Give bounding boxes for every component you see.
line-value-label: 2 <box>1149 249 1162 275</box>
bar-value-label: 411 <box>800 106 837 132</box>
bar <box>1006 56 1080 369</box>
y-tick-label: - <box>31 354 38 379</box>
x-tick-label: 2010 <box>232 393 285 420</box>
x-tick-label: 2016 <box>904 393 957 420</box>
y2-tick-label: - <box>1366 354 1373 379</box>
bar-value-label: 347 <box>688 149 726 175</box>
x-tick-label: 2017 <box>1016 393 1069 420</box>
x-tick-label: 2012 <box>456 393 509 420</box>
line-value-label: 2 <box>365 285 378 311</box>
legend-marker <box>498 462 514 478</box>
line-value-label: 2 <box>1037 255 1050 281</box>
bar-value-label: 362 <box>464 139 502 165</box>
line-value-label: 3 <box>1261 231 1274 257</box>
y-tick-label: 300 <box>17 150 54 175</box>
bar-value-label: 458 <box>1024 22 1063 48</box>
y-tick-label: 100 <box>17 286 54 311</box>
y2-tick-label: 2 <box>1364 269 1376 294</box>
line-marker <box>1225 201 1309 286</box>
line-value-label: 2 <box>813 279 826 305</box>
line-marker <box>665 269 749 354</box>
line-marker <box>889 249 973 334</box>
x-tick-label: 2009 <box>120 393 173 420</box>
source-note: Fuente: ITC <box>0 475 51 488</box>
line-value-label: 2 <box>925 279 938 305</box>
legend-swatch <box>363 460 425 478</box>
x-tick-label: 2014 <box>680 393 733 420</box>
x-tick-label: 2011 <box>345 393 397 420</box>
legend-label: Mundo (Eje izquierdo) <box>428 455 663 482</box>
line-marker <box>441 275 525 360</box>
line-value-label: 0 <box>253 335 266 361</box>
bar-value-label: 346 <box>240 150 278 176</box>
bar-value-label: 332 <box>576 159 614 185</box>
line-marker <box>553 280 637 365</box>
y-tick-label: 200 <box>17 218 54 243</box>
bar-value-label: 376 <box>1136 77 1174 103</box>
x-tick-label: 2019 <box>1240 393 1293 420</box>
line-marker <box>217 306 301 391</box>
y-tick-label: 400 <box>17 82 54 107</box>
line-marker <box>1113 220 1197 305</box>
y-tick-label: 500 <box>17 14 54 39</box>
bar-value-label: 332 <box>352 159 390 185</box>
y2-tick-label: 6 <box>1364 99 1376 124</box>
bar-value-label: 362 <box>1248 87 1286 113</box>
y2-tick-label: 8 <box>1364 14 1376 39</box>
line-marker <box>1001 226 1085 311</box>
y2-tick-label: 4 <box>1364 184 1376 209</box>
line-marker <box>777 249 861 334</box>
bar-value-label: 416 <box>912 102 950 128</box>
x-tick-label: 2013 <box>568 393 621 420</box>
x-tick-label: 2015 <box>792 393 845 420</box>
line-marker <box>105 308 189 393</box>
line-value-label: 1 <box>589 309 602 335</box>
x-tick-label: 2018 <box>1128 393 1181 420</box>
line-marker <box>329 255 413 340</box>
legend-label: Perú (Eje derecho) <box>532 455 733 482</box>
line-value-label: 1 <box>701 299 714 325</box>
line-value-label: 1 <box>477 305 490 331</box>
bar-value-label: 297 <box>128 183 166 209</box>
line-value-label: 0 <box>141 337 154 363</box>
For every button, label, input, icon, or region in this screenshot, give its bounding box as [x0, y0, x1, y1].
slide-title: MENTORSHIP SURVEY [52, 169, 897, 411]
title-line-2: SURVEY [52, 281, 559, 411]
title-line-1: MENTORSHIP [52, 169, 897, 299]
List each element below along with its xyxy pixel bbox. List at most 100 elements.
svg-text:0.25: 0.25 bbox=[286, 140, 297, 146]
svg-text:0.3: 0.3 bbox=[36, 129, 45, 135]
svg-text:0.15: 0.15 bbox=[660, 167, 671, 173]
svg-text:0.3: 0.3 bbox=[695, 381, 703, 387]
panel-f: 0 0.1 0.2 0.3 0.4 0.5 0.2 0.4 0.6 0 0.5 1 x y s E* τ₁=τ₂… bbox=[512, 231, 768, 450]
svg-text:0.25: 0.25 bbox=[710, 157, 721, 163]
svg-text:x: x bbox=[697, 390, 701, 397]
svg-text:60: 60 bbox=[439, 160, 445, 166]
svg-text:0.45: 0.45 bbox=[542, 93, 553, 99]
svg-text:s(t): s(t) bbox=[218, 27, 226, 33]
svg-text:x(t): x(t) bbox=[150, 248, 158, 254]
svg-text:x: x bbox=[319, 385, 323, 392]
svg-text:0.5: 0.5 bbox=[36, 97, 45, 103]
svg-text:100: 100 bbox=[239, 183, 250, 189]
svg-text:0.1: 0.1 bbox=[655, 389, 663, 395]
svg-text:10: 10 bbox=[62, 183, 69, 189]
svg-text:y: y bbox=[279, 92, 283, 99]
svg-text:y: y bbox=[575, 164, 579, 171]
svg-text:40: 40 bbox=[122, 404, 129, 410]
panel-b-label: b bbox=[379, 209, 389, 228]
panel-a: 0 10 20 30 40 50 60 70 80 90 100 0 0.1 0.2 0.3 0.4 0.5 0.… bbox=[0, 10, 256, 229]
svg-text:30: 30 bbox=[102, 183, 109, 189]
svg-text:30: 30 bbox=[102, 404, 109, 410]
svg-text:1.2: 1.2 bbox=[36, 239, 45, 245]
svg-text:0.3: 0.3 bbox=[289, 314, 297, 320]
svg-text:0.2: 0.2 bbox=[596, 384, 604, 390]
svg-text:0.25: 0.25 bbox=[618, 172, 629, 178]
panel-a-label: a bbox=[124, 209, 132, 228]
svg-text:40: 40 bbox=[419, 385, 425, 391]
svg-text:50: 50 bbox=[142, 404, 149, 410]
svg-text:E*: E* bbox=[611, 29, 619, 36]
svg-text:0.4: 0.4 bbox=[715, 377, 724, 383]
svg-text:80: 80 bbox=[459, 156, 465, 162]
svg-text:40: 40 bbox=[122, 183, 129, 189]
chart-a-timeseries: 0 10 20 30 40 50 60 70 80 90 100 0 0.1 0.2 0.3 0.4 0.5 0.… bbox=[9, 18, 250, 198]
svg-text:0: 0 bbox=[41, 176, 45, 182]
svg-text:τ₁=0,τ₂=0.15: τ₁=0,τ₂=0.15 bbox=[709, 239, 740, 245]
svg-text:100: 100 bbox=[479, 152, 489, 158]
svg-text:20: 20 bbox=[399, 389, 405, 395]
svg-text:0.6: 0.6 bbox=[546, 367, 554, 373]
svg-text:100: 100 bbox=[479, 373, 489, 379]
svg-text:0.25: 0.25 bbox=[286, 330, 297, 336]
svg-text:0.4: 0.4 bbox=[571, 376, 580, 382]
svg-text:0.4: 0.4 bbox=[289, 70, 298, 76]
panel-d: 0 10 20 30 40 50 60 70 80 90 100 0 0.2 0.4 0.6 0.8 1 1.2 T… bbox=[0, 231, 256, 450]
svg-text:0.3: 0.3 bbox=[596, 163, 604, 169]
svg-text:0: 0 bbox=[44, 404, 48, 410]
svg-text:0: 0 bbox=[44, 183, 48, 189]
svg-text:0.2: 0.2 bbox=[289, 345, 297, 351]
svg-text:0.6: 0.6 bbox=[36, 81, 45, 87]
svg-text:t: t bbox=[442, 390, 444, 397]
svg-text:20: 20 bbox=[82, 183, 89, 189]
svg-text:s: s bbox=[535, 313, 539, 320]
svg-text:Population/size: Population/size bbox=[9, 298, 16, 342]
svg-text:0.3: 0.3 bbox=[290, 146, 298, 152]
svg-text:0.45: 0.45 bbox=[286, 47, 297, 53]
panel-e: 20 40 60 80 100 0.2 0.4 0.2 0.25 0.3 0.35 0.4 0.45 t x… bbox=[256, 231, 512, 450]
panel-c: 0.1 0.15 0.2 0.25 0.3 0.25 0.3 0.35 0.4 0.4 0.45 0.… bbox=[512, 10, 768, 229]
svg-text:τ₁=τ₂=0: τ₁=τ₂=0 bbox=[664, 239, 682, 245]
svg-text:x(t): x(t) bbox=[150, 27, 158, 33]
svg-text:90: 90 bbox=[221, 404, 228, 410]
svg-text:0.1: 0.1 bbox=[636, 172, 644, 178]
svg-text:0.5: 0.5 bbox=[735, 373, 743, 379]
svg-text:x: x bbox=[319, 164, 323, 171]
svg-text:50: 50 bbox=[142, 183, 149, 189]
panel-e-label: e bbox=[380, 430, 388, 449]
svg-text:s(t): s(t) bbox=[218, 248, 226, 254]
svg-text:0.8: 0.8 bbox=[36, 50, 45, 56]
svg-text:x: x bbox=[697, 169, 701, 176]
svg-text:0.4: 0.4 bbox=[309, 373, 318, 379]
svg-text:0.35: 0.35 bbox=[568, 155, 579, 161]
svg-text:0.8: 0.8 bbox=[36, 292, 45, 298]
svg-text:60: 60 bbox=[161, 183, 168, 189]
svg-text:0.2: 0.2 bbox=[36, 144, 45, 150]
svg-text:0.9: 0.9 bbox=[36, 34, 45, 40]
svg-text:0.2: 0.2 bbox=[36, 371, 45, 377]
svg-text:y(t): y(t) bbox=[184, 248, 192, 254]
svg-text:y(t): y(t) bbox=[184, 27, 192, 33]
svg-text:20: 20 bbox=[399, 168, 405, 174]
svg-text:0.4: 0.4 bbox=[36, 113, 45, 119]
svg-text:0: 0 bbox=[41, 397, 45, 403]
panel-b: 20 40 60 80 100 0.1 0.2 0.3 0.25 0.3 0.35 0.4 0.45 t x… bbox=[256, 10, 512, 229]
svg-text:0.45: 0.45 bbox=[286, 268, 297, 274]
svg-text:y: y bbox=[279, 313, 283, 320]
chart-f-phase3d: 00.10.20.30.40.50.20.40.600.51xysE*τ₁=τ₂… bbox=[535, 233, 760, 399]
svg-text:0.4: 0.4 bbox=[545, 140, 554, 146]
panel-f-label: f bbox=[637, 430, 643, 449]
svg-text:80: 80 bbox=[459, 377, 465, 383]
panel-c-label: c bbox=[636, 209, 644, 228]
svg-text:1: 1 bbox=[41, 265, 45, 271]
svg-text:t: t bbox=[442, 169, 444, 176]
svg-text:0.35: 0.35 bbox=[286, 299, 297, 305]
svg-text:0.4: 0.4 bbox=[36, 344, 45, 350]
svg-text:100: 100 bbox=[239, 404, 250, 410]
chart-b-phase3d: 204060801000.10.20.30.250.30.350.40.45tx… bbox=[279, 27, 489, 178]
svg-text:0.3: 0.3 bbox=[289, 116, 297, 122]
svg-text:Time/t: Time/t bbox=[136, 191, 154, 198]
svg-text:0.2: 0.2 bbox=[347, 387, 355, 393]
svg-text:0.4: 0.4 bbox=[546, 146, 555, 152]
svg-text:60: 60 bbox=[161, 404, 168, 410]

Stated goal: Copy the rows above word for word, from the first row up to and including the row that contains "line-value-label: 2 <box>1037".

Answer:
Give bounding boxes for every component you see.
line-value-label: 2 <box>1149 249 1162 275</box>
bar-value-label: 411 <box>800 106 837 132</box>
bar <box>1006 56 1080 369</box>
y-tick-label: - <box>31 354 38 379</box>
x-tick-label: 2010 <box>232 393 285 420</box>
x-tick-label: 2016 <box>904 393 957 420</box>
y2-tick-label: - <box>1366 354 1373 379</box>
bar-value-label: 347 <box>688 149 726 175</box>
x-tick-label: 2017 <box>1016 393 1069 420</box>
x-tick-label: 2012 <box>456 393 509 420</box>
line-value-label: 2 <box>365 285 378 311</box>
legend-marker <box>498 462 514 478</box>
line-value-label: 2 <box>1037 255 1050 281</box>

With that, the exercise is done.